Research Defence Society
- Headquarters: United Kingdom

= Research Defence Society =

British scientific society and lobby group

The Research Defence Society was a British scientific society and lobby group founded by Stephen Paget in 1908 to fight against the anti-vivisectionist "enemies of reason" at the beginning of the 20th century. At the end of 2008, after being active for 100 years, it merged with the communications group Coalition for Medical Progress to form the advocacy group Understanding Animal Research.

The Research Defence Society's aim was to disseminate information about, and to defend the use of, research involving animals, including animal testing. It represented the interests of 5,000 researchers and institutions. Its sources of funding changed over the hundred years that the society was active, and included individuals, government, the pharmaceutical industry and universities. The organisation's literature stated that it was funded by its members, including medical scientists, doctors, veterinarians, pharmaceutical companies, research institutes, universities, and charities that support medical research.

Its last executive director was Dr. Simon Festing, who became CEO of Understanding Animal Research.

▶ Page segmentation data
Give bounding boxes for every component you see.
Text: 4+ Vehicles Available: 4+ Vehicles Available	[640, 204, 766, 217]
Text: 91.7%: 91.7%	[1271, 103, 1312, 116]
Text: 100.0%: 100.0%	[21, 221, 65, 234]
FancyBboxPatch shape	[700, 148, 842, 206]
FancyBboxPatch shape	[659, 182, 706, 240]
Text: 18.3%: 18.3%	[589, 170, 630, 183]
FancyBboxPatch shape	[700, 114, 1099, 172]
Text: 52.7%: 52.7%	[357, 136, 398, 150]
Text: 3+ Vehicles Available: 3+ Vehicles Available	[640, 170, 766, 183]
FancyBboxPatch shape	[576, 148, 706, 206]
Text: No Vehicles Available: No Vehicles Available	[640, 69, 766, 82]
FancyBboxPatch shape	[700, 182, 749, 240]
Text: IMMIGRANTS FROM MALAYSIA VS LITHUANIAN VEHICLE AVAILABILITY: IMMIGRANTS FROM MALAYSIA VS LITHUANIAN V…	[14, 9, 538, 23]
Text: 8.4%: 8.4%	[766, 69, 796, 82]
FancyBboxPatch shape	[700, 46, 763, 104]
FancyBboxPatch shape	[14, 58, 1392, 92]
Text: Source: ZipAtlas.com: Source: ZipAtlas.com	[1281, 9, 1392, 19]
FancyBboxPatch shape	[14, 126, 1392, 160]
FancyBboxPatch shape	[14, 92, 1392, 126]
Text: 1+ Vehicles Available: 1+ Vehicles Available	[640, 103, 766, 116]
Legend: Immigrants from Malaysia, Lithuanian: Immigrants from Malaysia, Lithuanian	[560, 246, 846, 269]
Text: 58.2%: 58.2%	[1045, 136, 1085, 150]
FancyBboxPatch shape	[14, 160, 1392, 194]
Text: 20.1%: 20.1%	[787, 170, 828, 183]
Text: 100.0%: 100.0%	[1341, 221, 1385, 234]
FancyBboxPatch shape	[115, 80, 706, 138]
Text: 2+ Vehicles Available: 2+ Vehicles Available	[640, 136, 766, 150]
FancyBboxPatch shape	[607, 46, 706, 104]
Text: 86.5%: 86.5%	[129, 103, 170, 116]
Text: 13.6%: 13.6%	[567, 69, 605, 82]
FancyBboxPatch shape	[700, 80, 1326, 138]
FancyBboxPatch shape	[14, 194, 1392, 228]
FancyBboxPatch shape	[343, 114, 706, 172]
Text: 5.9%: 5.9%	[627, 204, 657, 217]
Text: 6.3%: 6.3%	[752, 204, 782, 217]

▶ Assignment 1
According to the Research Defence Society text, why did Stephen Paget found the society in 1908? Answer in one to three sentences.
▶ Assignment 2
Can you write out the Research Defence Society text word for word from "The Research Defence Society's" up to and including "support medical research."?

▶ Exercise answer 1
Stephen Paget founded the Research Defence Society in 1908 to fight against the anti-vivisectionist "enemies of reason" at the beginning of the 20th century.

▶ Exercise answer 2
The Research Defence Society's aim was to disseminate information about, and to defend the use of, research involving animals, including animal testing. It represented the interests of 5,000 researchers and institutions. Its sources of funding changed over the hundred years that the society was active, and included individuals, government, the pharmaceutical industry and universities. The organisation's literature stated that it was funded by its members, including medical scientists, doctors, veterinarians, pharmaceutical companies, research institutes, universities, and charities that support medical research.